§ Stated task:
From the listing below, select every line where the word "conversion" appears.

==================================================

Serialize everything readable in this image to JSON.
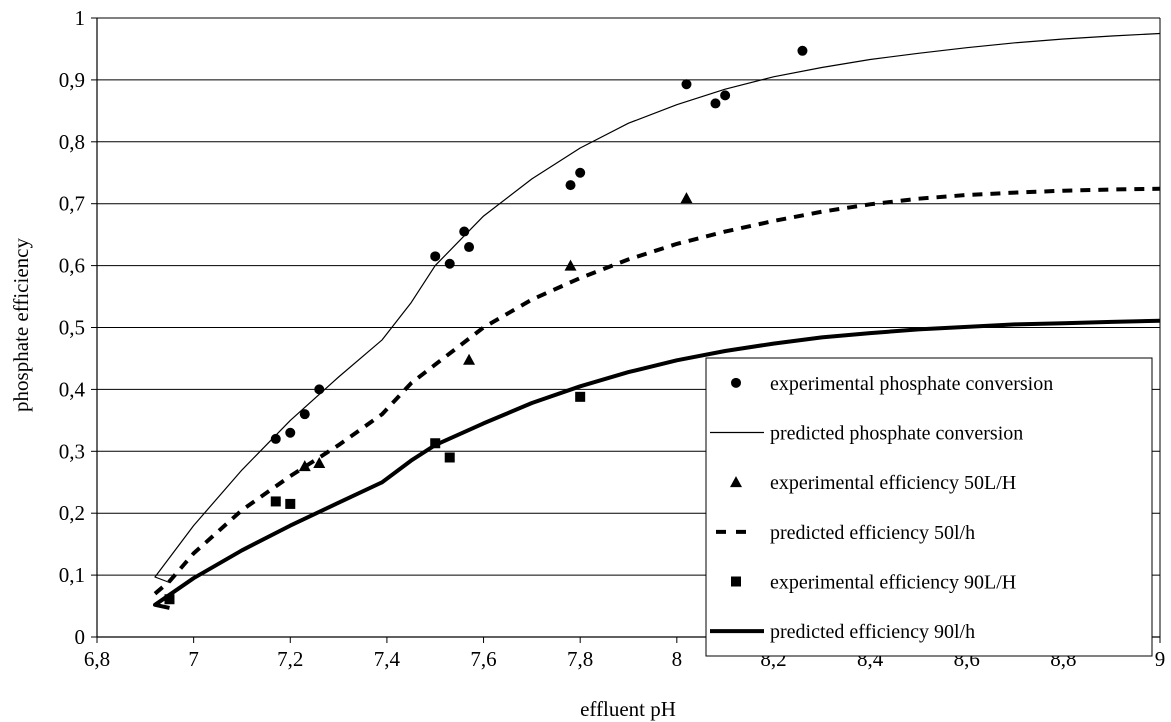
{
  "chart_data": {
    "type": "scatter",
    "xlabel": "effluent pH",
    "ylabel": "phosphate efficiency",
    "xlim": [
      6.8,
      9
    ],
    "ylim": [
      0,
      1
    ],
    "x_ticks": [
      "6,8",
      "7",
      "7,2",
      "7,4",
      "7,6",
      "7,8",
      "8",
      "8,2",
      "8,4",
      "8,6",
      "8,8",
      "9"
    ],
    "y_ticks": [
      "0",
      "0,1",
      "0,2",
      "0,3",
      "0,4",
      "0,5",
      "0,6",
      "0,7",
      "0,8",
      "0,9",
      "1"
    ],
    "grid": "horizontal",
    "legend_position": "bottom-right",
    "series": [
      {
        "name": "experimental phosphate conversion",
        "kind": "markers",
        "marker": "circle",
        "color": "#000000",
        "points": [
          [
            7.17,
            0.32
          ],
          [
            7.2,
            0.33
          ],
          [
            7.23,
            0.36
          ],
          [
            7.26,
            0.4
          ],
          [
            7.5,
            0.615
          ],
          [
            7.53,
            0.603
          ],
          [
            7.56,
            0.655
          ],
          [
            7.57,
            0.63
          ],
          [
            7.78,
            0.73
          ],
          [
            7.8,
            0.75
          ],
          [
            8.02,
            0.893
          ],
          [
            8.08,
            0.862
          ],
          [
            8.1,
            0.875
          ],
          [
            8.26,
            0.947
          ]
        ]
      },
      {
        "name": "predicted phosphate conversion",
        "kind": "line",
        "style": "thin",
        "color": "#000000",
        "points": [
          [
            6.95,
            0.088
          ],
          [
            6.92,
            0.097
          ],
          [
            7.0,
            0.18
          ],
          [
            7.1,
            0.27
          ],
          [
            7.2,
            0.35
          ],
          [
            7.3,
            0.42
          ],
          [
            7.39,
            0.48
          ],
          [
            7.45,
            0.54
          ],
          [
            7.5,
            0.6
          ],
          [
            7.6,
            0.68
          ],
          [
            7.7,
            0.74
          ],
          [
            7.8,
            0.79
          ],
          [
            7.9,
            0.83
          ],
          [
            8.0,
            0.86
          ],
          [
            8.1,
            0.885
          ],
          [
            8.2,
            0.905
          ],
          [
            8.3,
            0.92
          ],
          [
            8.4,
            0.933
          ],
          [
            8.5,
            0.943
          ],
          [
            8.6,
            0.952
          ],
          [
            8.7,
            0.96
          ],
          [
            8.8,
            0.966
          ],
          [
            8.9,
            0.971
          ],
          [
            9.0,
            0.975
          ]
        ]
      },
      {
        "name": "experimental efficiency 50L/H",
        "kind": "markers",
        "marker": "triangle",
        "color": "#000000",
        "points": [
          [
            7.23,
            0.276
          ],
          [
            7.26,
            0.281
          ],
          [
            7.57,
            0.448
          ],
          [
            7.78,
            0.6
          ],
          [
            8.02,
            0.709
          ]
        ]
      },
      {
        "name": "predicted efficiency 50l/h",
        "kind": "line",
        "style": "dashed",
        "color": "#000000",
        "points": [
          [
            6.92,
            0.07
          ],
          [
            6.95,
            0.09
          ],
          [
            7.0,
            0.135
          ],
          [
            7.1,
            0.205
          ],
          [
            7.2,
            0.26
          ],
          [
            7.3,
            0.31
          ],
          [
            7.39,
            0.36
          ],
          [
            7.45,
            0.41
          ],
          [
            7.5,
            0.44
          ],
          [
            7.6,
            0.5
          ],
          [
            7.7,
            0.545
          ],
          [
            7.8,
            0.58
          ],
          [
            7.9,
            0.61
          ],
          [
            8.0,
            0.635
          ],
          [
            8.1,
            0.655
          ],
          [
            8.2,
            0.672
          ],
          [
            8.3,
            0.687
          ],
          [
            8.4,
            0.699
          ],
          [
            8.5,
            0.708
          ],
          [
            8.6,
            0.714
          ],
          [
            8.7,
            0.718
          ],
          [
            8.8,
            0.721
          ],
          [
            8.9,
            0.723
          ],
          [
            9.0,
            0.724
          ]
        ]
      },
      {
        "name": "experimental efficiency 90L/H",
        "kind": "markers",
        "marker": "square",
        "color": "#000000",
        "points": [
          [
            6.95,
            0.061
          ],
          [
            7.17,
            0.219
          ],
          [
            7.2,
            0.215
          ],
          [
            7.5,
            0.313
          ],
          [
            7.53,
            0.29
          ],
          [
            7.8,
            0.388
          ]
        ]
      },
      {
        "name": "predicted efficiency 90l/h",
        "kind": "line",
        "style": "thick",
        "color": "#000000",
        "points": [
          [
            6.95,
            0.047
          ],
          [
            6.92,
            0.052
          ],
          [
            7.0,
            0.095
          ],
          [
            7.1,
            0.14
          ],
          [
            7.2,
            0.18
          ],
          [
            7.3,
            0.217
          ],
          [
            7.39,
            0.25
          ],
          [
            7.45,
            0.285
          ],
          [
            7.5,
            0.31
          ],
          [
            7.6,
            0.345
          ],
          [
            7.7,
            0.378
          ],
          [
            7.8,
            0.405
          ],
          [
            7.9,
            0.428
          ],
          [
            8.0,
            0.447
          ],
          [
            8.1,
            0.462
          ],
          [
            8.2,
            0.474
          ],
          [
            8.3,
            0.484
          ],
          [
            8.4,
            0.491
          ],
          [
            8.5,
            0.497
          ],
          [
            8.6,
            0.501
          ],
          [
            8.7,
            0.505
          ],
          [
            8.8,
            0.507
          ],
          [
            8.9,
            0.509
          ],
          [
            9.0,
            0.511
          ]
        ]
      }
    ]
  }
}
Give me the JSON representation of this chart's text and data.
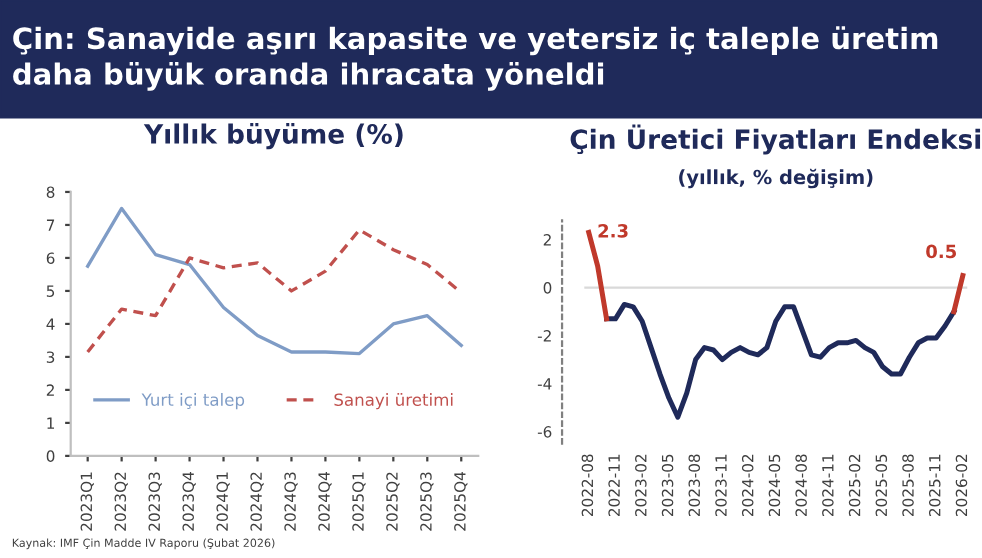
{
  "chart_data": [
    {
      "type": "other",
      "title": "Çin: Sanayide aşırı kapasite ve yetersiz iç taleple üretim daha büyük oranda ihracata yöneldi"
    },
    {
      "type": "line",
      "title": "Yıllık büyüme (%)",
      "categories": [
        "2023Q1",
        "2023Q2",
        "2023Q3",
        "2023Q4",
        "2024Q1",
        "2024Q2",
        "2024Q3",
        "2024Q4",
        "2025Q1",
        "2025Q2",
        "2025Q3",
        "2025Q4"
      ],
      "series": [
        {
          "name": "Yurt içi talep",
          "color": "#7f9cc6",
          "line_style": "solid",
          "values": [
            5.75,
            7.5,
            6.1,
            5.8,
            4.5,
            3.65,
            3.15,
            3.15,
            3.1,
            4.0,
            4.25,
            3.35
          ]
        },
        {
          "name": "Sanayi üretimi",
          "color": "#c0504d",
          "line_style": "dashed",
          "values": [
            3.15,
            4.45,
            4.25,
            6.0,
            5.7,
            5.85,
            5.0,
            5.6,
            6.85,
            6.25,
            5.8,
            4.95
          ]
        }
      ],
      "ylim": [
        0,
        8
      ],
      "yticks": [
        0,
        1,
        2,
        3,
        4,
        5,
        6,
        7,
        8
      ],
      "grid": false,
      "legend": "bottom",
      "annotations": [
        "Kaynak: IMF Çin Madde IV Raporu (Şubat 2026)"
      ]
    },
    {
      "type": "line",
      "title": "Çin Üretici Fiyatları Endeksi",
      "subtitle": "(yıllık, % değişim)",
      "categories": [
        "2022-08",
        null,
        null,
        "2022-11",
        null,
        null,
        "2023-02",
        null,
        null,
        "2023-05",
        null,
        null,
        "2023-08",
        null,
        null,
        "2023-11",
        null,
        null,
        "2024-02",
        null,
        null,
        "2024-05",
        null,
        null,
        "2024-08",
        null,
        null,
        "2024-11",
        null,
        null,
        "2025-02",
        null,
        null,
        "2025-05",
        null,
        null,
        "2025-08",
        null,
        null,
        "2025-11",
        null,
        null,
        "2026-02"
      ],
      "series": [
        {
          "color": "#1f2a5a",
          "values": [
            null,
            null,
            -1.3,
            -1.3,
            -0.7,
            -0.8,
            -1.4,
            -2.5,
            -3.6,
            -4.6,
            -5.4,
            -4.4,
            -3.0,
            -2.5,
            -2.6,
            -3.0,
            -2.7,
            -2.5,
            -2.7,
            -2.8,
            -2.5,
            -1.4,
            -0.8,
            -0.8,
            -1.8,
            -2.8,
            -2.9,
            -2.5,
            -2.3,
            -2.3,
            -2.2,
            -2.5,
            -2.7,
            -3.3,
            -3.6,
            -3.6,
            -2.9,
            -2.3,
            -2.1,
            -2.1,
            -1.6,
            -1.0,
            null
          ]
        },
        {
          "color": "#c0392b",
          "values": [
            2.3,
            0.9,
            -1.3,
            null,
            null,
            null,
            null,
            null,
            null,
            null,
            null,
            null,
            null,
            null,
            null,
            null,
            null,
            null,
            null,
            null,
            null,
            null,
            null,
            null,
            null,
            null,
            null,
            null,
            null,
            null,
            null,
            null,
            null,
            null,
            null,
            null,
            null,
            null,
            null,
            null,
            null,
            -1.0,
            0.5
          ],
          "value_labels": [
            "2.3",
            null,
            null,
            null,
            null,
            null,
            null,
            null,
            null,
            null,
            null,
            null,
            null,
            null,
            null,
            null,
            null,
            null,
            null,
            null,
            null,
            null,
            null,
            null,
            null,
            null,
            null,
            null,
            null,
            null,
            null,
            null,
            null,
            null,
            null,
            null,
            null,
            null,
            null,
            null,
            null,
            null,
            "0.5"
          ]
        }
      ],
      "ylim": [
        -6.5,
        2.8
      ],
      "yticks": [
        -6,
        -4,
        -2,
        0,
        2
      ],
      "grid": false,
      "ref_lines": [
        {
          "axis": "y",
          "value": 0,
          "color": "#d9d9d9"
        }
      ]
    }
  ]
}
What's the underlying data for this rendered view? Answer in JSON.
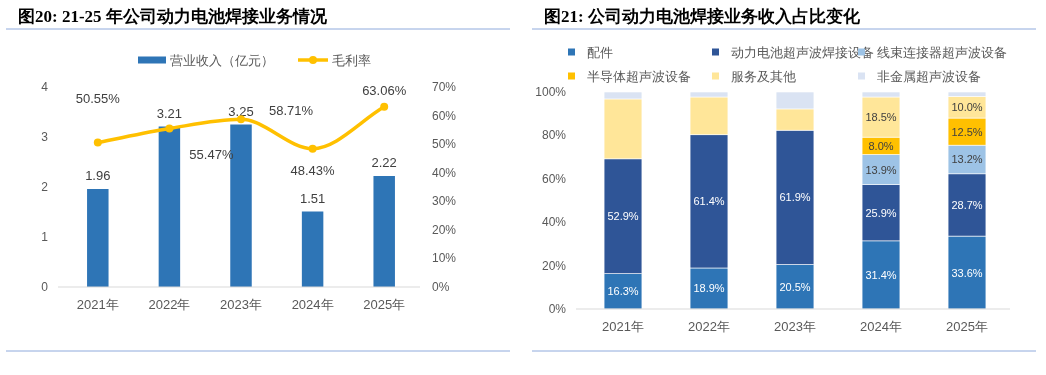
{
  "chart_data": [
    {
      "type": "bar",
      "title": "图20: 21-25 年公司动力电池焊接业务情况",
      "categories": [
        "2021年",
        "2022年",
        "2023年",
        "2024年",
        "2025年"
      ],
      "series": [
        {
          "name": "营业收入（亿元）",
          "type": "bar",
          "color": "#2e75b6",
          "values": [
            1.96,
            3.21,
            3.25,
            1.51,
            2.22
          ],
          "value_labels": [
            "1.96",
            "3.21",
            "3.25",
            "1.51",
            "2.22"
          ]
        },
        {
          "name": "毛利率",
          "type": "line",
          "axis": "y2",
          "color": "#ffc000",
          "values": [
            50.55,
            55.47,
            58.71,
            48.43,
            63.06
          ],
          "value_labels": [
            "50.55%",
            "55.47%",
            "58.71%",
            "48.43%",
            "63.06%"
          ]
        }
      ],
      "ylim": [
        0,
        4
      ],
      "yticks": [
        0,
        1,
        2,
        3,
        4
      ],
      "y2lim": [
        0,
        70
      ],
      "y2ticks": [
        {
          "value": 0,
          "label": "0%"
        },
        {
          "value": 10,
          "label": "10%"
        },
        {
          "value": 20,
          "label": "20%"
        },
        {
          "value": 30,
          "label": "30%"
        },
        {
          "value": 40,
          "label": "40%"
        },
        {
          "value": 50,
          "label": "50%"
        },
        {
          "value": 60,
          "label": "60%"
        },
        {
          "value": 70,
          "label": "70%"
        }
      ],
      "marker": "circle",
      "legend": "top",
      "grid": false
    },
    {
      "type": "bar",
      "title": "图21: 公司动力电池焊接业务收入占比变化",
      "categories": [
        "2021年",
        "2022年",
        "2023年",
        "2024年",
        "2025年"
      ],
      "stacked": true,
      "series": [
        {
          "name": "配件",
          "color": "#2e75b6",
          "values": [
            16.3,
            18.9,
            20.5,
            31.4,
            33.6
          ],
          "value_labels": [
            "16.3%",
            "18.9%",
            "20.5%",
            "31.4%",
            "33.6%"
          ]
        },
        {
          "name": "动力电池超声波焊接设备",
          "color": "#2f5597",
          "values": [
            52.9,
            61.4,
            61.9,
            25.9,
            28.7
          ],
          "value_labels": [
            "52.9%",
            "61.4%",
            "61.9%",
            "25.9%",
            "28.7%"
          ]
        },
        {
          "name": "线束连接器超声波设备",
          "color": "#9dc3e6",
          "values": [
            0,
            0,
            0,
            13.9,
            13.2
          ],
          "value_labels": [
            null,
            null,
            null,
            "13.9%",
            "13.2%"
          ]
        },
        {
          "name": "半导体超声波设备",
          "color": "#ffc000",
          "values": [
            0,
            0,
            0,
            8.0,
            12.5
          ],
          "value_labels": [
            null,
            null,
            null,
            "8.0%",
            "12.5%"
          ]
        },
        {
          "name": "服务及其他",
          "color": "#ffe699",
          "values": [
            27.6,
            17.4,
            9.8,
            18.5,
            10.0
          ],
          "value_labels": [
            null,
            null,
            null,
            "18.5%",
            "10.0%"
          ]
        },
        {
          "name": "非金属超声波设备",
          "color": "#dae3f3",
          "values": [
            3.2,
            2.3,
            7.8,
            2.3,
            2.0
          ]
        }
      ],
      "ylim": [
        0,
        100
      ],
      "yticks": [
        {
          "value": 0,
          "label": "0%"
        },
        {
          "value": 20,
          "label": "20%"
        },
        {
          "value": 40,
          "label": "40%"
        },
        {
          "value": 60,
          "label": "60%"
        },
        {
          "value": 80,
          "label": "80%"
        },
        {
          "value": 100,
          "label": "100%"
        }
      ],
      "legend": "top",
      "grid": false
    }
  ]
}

==================================================

§ Expected output:
        "name": "experimental phosphate conversion",
        "name": "predicted phosphate conversion",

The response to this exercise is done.